(Items from a figure collection)

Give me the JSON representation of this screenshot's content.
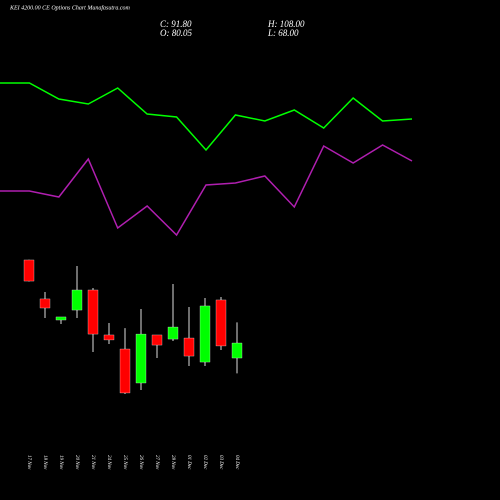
{
  "chart_data": [
    {
      "type": "candlestick",
      "title": "KEI 4200.00 CE Options Chart Munafasutra.com",
      "annotations": [
        "C: 91.80",
        "H: 108.00",
        "O: 80.05",
        "L: 68.00"
      ],
      "categories": [
        "17 Nov",
        "18 Nov",
        "19 Nov",
        "20 Nov",
        "21 Nov",
        "24 Nov",
        "25 Nov",
        "26 Nov",
        "27 Nov",
        "28 Nov",
        "01 Dec",
        "02 Dec",
        "03 Dec",
        "04 Dec"
      ],
      "open": [
        156.8,
        126.3,
        109.8,
        117.6,
        133.3,
        98.1,
        87.1,
        60.5,
        98.1,
        94.9,
        95.7,
        76.9,
        125.5,
        80.05
      ],
      "high": [
        157,
        131.7,
        112.2,
        152.1,
        134.9,
        107.5,
        103.5,
        118.4,
        98.1,
        138,
        120,
        127,
        127.8,
        108
      ],
      "low": [
        140,
        111.4,
        106.7,
        111.4,
        84.8,
        91,
        51.9,
        55,
        80.1,
        93.4,
        73.8,
        73.8,
        86.3,
        68
      ],
      "close": [
        140.3,
        119.2,
        112.2,
        133.3,
        98.8,
        94.2,
        52.7,
        98.8,
        90.2,
        104.3,
        81.6,
        120.8,
        89.5,
        91.8
      ],
      "up_color": "#00ff00",
      "down_color": "#ff0000",
      "ylim": [
        45,
        165
      ]
    },
    {
      "type": "line",
      "x": [
        0,
        1,
        2,
        3,
        4,
        5,
        6,
        7,
        8,
        9,
        10,
        11,
        12,
        13,
        14
      ],
      "xlim": [
        0,
        14
      ],
      "ylim": [
        0,
        100
      ],
      "series": [
        {
          "color": "#00ff00",
          "values": [
            83.5,
            83.5,
            75.5,
            73,
            81,
            68,
            66.5,
            50,
            67.5,
            64.5,
            70,
            61,
            76,
            64.5,
            65.5
          ]
        },
        {
          "color": "#b01fb0",
          "values": [
            29.5,
            29.5,
            26.5,
            45.5,
            11,
            22,
            7.5,
            32.5,
            33.5,
            37,
            21.5,
            52,
            43.5,
            52.5,
            44.5
          ]
        }
      ]
    }
  ]
}
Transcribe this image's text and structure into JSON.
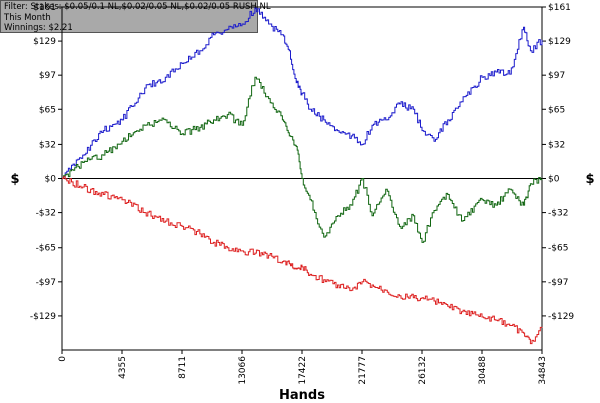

## To do
Except for the pictures, reproduce every line exactly.

## Completed task
Give me the JSON representation of this screenshot's content.
{
  "chart_data": [
    {
      "type": "candlestick",
      "title": "KEI 4200.00 CE Options Chart Munafasutra.com",
      "annotations": [
        "C: 91.80",
        "H: 108.00",
        "O: 80.05",
        "L: 68.00"
      ],
      "categories": [
        "17 Nov",
        "18 Nov",
        "19 Nov",
        "20 Nov",
        "21 Nov",
        "24 Nov",
        "25 Nov",
        "26 Nov",
        "27 Nov",
        "28 Nov",
        "01 Dec",
        "02 Dec",
        "03 Dec",
        "04 Dec"
      ],
      "open": [
        156.8,
        126.3,
        109.8,
        117.6,
        133.3,
        98.1,
        87.1,
        60.5,
        98.1,
        94.9,
        95.7,
        76.9,
        125.5,
        80.05
      ],
      "high": [
        157,
        131.7,
        112.2,
        152.1,
        134.9,
        107.5,
        103.5,
        118.4,
        98.1,
        138,
        120,
        127,
        127.8,
        108
      ],
      "low": [
        140,
        111.4,
        106.7,
        111.4,
        84.8,
        91,
        51.9,
        55,
        80.1,
        93.4,
        73.8,
        73.8,
        86.3,
        68
      ],
      "close": [
        140.3,
        119.2,
        112.2,
        133.3,
        98.8,
        94.2,
        52.7,
        98.8,
        90.2,
        104.3,
        81.6,
        120.8,
        89.5,
        91.8
      ],
      "up_color": "#00ff00",
      "down_color": "#ff0000",
      "ylim": [
        45,
        165
      ]
    },
    {
      "type": "line",
      "x": [
        0,
        1,
        2,
        3,
        4,
        5,
        6,
        7,
        8,
        9,
        10,
        11,
        12,
        13,
        14
      ],
      "xlim": [
        0,
        14
      ],
      "ylim": [
        0,
        100
      ],
      "series": [
        {
          "color": "#00ff00",
          "values": [
            83.5,
            83.5,
            75.5,
            73,
            81,
            68,
            66.5,
            50,
            67.5,
            64.5,
            70,
            61,
            76,
            64.5,
            65.5
          ]
        },
        {
          "color": "#b01fb0",
          "values": [
            29.5,
            29.5,
            26.5,
            45.5,
            11,
            22,
            7.5,
            32.5,
            33.5,
            37,
            21.5,
            52,
            43.5,
            52.5,
            44.5
          ]
        }
      ]
    }
  ]
}
Transcribe this image's text and structure into JSON.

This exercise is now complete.